§ WHAT YOU NEED TO DO
Count every line in the following entries where the word "MADRID" appears. Give the count alone.

§ ENTRIES
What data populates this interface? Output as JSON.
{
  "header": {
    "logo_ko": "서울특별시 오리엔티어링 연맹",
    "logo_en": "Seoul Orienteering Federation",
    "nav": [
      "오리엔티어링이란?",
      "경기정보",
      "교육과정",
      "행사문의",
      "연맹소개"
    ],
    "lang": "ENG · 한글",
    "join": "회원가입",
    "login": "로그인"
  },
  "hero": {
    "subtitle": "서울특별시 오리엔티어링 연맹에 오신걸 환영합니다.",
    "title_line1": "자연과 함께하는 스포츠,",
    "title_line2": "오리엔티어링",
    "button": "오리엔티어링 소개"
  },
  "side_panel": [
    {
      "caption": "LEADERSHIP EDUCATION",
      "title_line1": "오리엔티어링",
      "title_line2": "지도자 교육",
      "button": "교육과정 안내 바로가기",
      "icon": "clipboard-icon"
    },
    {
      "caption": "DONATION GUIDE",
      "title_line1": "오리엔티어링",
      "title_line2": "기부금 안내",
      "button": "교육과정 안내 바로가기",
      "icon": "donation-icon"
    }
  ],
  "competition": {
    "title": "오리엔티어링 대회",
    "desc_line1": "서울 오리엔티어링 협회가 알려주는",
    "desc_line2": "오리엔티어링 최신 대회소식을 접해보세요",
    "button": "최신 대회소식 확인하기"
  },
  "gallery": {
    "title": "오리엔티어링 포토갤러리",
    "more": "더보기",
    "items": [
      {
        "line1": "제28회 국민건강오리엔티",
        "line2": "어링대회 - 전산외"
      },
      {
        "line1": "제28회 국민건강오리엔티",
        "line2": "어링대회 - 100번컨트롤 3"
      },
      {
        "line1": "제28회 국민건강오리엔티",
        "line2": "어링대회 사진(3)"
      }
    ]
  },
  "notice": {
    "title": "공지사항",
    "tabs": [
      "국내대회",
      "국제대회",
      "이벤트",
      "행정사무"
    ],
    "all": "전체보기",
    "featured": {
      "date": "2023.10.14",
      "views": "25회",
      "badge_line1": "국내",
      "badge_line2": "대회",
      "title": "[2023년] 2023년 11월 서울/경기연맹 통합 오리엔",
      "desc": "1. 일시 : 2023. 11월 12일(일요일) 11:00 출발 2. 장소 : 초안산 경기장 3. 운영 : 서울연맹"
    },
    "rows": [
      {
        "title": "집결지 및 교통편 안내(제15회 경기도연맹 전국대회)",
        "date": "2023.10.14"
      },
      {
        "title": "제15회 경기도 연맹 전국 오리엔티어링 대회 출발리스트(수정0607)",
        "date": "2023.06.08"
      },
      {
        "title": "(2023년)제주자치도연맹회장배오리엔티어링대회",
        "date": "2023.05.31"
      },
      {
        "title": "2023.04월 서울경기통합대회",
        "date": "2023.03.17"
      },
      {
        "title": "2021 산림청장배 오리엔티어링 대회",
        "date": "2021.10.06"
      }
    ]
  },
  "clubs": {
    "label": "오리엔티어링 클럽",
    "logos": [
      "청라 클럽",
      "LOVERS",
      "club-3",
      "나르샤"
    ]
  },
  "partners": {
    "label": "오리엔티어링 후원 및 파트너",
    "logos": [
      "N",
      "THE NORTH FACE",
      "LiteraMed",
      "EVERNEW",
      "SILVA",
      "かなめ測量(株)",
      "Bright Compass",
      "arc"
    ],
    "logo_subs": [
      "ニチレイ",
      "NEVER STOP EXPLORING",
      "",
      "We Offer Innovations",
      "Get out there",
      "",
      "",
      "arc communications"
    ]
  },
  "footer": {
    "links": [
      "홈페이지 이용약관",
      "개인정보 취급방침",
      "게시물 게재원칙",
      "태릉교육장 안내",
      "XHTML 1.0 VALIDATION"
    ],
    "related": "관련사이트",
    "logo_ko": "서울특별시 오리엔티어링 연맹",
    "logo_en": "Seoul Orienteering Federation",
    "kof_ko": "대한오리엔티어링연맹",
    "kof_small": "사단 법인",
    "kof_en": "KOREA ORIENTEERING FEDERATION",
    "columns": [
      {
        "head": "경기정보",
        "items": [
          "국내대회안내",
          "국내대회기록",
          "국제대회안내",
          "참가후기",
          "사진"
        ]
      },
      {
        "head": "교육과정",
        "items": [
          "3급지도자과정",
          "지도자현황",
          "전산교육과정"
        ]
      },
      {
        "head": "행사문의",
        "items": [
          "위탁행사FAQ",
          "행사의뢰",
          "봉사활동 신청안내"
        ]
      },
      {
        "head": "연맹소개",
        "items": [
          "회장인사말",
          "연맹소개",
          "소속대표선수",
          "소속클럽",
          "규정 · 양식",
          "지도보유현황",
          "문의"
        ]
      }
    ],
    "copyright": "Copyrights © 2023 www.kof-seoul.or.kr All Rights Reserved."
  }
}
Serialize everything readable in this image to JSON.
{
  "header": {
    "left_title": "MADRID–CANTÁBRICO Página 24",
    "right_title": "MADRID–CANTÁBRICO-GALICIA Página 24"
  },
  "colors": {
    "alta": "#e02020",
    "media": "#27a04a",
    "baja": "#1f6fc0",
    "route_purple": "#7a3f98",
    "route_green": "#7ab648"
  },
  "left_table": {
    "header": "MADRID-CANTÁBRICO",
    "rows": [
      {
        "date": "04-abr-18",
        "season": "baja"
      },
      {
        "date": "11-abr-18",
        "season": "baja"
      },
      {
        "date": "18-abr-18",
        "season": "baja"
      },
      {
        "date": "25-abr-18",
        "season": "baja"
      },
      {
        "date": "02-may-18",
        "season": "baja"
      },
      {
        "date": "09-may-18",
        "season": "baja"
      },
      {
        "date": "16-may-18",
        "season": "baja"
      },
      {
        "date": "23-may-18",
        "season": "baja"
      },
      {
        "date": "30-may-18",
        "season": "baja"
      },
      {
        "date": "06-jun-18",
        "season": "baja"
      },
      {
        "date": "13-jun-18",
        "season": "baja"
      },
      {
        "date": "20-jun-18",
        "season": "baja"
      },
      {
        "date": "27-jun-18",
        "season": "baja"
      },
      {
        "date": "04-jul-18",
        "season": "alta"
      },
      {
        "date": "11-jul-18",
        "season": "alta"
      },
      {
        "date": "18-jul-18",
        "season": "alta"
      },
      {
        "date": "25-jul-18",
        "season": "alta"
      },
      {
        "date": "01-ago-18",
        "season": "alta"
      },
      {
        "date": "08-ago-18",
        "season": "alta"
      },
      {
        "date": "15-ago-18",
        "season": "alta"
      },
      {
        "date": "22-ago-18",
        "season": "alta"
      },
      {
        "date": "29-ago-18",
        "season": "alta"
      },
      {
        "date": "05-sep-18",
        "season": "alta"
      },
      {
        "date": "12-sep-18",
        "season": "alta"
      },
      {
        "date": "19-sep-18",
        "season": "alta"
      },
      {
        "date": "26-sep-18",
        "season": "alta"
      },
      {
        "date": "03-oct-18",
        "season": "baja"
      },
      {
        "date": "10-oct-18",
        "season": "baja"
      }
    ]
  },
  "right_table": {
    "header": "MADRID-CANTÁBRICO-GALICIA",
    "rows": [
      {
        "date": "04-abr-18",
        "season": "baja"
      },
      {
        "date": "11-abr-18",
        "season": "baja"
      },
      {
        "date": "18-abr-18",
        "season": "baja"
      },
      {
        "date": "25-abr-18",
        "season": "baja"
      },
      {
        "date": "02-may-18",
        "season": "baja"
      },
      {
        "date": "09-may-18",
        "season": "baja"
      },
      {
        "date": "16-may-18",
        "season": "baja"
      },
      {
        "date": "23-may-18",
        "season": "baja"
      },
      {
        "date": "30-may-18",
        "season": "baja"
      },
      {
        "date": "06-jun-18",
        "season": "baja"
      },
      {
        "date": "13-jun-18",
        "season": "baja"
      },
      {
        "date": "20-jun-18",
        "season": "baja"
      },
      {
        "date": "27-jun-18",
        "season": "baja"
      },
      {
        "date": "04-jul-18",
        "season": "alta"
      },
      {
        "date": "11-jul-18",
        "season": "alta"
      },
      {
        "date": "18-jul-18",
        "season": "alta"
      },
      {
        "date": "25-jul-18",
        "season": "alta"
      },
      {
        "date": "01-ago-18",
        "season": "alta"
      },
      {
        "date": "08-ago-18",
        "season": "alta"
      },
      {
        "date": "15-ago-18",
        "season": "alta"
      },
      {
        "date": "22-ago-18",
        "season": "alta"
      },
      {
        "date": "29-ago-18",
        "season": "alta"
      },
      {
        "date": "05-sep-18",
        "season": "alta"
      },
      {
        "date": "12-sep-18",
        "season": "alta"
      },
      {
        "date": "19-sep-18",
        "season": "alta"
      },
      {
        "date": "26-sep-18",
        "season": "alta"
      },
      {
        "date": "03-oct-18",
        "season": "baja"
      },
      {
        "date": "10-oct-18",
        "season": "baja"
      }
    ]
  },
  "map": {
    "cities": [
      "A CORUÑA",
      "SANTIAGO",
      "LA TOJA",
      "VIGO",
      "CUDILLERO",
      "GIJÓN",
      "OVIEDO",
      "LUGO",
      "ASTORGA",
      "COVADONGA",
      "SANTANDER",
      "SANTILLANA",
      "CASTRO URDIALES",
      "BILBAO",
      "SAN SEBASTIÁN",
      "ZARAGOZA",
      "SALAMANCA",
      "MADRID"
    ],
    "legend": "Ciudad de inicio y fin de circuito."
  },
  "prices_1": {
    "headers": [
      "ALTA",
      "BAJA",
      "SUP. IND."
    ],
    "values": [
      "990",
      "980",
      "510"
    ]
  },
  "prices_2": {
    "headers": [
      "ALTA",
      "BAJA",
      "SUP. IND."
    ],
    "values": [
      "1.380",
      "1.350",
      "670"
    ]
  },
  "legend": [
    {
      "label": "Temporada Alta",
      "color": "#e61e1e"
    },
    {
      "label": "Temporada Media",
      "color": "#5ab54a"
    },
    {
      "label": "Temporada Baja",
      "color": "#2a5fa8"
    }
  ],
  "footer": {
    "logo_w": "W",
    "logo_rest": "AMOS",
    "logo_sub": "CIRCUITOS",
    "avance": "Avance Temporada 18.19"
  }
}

§ CORRECT RESPONSE
5